→ Requirement
Your task is to print all of the material verbatim.

→ Data to use
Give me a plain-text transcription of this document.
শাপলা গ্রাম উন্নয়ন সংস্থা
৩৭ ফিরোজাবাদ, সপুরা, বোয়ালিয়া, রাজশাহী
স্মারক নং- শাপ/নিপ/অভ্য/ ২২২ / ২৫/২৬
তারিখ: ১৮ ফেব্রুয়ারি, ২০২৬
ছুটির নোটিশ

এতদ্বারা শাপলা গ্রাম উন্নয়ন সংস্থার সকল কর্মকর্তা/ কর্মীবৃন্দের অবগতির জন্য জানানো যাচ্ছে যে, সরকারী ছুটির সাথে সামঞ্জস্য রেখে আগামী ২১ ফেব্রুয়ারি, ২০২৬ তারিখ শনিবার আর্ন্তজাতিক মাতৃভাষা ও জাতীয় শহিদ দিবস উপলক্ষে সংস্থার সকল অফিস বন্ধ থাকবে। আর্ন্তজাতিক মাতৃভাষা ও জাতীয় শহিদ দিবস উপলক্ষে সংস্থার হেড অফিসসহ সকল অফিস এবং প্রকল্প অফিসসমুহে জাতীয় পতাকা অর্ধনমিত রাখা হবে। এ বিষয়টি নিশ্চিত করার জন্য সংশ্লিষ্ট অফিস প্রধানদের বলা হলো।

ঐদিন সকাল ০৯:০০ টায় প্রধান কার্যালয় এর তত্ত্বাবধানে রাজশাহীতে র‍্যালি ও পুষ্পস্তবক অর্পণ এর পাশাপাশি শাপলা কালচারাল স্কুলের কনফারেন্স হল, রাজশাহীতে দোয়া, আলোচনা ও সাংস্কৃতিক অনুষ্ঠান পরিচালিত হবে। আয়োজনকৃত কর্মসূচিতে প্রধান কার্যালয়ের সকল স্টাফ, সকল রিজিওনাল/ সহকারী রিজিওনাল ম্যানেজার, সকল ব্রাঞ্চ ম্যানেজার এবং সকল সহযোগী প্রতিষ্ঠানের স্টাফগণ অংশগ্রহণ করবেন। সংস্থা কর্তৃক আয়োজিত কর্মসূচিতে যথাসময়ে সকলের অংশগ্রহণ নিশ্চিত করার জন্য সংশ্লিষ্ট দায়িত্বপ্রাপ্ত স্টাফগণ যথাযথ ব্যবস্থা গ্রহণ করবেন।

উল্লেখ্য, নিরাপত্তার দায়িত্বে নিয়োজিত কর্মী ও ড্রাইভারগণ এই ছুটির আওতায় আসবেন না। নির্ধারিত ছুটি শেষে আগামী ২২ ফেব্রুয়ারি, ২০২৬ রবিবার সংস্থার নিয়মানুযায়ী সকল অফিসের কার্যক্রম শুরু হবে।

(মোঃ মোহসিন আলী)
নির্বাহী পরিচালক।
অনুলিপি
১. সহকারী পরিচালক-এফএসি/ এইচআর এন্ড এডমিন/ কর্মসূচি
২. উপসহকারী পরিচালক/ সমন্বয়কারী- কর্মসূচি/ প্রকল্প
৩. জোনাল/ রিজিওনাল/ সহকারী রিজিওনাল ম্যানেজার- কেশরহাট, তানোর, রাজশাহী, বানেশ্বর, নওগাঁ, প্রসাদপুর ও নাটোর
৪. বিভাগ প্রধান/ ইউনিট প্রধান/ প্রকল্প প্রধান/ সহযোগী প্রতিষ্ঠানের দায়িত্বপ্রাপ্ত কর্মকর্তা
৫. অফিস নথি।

→ Solution for this task
Give me a plain-text transcription of this document.
শাপলা গ্রাম উন্নয়ন সংস্থা
৩৭ ফিরোজাবাদ, সপুরা, বোয়ালিয়া, রাজশাহী
স্মারক নং- শাপ/নিপ/অভ্য/ ২২২ / ২৫/২৬
তারিখ: ১৮ ফেব্রুয়ারি, ২০২৬
ছুটির নোটিশ

এতদ্বারা শাপলা গ্রাম উন্নয়ন সংস্থার সকল কর্মকর্তা/ কর্মীবৃন্দের অবগতির জন্য জানানো যাচ্ছে যে, সরকারী ছুটির সাথে সামঞ্জস্য রেখে আগামী ২১ ফেব্রুয়ারি, ২০২৬ তারিখ শনিবার আর্ন্তজাতিক মাতৃভাষা ও জাতীয় শহিদ দিবস উপলক্ষে সংস্থার সকল অফিস বন্ধ থাকবে। আর্ন্তজাতিক মাতৃভাষা ও জাতীয় শহিদ দিবস উপলক্ষে সংস্থার হেড অফিসসহ সকল অফিস এবং প্রকল্প অফিসসমুহে জাতীয় পতাকা অর্ধনমিত রাখা হবে। এ বিষয়টি নিশ্চিত করার জন্য সংশ্লিষ্ট অফিস প্রধানদের বলা হলো।

ঐদিন সকাল ০৯:০০ টায় প্রধান কার্যালয় এর তত্ত্বাবধানে রাজশাহীতে র‍্যালি ও পুষ্পস্তবক অর্পণ এর পাশাপাশি শাপলা কালচারাল স্কুলের কনফারেন্স হল, রাজশাহীতে দোয়া, আলোচনা ও সাংস্কৃতিক অনুষ্ঠান পরিচালিত হবে। আয়োজনকৃত কর্মসূচিতে প্রধান কার্যালয়ের সকল স্টাফ, সকল রিজিওনাল/ সহকারী রিজিওনাল ম্যানেজার, সকল ব্রাঞ্চ ম্যানেজার এবং সকল সহযোগী প্রতিষ্ঠানের স্টাফগণ অংশগ্রহণ করবেন। সংস্থা কর্তৃক আয়োজিত কর্মসূচিতে যথাসময়ে সকলের অংশগ্রহণ নিশ্চিত করার জন্য সংশ্লিষ্ট দায়িত্বপ্রাপ্ত স্টাফগণ যথাযথ ব্যবস্থা গ্রহণ করবেন।

উল্লেখ্য, নিরাপত্তার দায়িত্বে নিয়োজিত কর্মী ও ড্রাইভারগণ এই ছুটির আওতায় আসবেন না। নির্ধারিত ছুটি শেষে আগামী ২২ ফেব্রুয়ারি, ২০২৬ রবিবার সংস্থার নিয়মানুযায়ী সকল অফিসের কার্যক্রম শুরু হবে।

(মোঃ মোহসিন আলী)
নির্বাহী পরিচালক।
অনুলিপি
১. সহকারী পরিচালক-এফএসি/ এইচআর এন্ড এডমিন/ কর্মসূচি
২. উপসহকারী পরিচালক/ সমন্বয়কারী- কর্মসূচি/ প্রকল্প
৩. জোনাল/ রিজিওনাল/ সহকারী রিজিওনাল ম্যানেজার- কেশরহাট, তানোর, রাজশাহী, বানেশ্বর, নওগাঁ, প্রসাদপুর ও নাটোর
৪. বিভাগ প্রধান/ ইউনিট প্রধান/ প্রকল্প প্রধান/ সহযোগী প্রতিষ্ঠানের দায়িত্বপ্রাপ্ত কর্মকর্তা
৫. অফিস নথি।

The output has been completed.